__Exercise brief__
What follows is a block of records; restate each one word for word.

__Available data__
- - -

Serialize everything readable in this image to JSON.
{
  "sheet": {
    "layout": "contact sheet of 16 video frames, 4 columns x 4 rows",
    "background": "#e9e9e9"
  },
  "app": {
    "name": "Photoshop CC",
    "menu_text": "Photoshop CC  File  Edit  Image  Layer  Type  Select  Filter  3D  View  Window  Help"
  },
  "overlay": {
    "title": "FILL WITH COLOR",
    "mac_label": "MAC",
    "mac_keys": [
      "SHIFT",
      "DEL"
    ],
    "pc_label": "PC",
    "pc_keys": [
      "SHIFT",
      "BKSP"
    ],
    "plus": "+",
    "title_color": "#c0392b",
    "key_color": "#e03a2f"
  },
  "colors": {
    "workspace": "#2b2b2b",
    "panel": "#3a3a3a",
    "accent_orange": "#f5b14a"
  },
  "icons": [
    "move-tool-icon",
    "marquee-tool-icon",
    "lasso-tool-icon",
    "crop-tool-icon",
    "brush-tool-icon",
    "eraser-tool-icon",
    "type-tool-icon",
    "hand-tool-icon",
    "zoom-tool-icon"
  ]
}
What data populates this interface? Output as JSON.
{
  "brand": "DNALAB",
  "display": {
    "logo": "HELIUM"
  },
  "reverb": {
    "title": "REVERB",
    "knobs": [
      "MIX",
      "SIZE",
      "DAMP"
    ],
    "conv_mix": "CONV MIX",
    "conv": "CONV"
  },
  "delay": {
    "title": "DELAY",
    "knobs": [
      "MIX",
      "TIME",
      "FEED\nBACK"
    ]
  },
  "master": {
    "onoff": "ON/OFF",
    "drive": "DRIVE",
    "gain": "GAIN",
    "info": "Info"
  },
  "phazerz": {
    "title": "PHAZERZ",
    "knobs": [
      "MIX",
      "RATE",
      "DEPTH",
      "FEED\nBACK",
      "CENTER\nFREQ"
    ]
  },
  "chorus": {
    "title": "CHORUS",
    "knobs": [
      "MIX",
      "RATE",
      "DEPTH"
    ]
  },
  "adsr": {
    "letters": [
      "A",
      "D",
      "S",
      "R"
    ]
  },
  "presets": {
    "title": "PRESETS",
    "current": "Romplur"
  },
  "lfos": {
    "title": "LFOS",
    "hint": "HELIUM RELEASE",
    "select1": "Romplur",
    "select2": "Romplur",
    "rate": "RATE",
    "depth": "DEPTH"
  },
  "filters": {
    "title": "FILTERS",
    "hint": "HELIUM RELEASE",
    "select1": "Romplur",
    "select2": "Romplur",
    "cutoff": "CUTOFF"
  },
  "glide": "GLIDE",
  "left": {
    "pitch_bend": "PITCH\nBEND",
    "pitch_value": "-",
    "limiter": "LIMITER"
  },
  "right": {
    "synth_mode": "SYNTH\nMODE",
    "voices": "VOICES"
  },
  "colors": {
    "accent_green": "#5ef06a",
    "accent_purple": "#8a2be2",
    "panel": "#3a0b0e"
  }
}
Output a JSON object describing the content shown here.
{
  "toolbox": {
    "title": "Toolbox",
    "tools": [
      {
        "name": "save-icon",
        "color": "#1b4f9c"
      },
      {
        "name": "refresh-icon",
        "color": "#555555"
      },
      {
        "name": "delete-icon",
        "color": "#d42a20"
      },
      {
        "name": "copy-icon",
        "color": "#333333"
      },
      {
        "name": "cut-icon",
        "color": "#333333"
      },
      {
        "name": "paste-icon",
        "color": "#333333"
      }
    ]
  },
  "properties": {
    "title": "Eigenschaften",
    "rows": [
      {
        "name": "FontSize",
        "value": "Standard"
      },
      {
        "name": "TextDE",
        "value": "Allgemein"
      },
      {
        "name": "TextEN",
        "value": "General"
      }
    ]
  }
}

- - -

__Solution for this problem__
Serialize everything readable in this image to JSON.
{
  "sheet": {
    "layout": "contact sheet of 16 video frames, 4 columns x 4 rows",
    "background": "#e9e9e9"
  },
  "app": {
    "name": "Photoshop CC",
    "menu_text": "Photoshop CC  File  Edit  Image  Layer  Type  Select  Filter  3D  View  Window  Help"
  },
  "overlay": {
    "title": "FILL WITH COLOR",
    "mac_label": "MAC",
    "mac_keys": [
      "SHIFT",
      "DEL"
    ],
    "pc_label": "PC",
    "pc_keys": [
      "SHIFT",
      "BKSP"
    ],
    "plus": "+",
    "title_color": "#c0392b",
    "key_color": "#e03a2f"
  },
  "colors": {
    "workspace": "#2b2b2b",
    "panel": "#3a3a3a",
    "accent_orange": "#f5b14a"
  },
  "icons": [
    "move-tool-icon",
    "marquee-tool-icon",
    "lasso-tool-icon",
    "crop-tool-icon",
    "brush-tool-icon",
    "eraser-tool-icon",
    "type-tool-icon",
    "hand-tool-icon",
    "zoom-tool-icon"
  ]
}
What data populates this interface? Output as JSON.
{
  "brand": "DNALAB",
  "display": {
    "logo": "HELIUM"
  },
  "reverb": {
    "title": "REVERB",
    "knobs": [
      "MIX",
      "SIZE",
      "DAMP"
    ],
    "conv_mix": "CONV MIX",
    "conv": "CONV"
  },
  "delay": {
    "title": "DELAY",
    "knobs": [
      "MIX",
      "TIME",
      "FEED\nBACK"
    ]
  },
  "master": {
    "onoff": "ON/OFF",
    "drive": "DRIVE",
    "gain": "GAIN",
    "info": "Info"
  },
  "phazerz": {
    "title": "PHAZERZ",
    "knobs": [
      "MIX",
      "RATE",
      "DEPTH",
      "FEED\nBACK",
      "CENTER\nFREQ"
    ]
  },
  "chorus": {
    "title": "CHORUS",
    "knobs": [
      "MIX",
      "RATE",
      "DEPTH"
    ]
  },
  "adsr": {
    "letters": [
      "A",
      "D",
      "S",
      "R"
    ]
  },
  "presets": {
    "title": "PRESETS",
    "current": "Romplur"
  },
  "lfos": {
    "title": "LFOS",
    "hint": "HELIUM RELEASE",
    "select1": "Romplur",
    "select2": "Romplur",
    "rate": "RATE",
    "depth": "DEPTH"
  },
  "filters": {
    "title": "FILTERS",
    "hint": "HELIUM RELEASE",
    "select1": "Romplur",
    "select2": "Romplur",
    "cutoff": "CUTOFF"
  },
  "glide": "GLIDE",
  "left": {
    "pitch_bend": "PITCH\nBEND",
    "pitch_value": "-",
    "limiter": "LIMITER"
  },
  "right": {
    "synth_mode": "SYNTH\nMODE",
    "voices": "VOICES"
  },
  "colors": {
    "accent_green": "#5ef06a",
    "accent_purple": "#8a2be2",
    "panel": "#3a0b0e"
  }
}
Output a JSON object describing the content shown here.
{
  "toolbox": {
    "title": "Toolbox",
    "tools": [
      {
        "name": "save-icon",
        "color": "#1b4f9c"
      },
      {
        "name": "refresh-icon",
        "color": "#555555"
      },
      {
        "name": "delete-icon",
        "color": "#d42a20"
      },
      {
        "name": "copy-icon",
        "color": "#333333"
      },
      {
        "name": "cut-icon",
        "color": "#333333"
      },
      {
        "name": "paste-icon",
        "color": "#333333"
      }
    ]
  },
  "properties": {
    "title": "Eigenschaften",
    "rows": [
      {
        "name": "FontSize",
        "value": "Standard"
      },
      {
        "name": "TextDE",
        "value": "Allgemein"
      },
      {
        "name": "TextEN",
        "value": "General"
      }
    ]
  }
}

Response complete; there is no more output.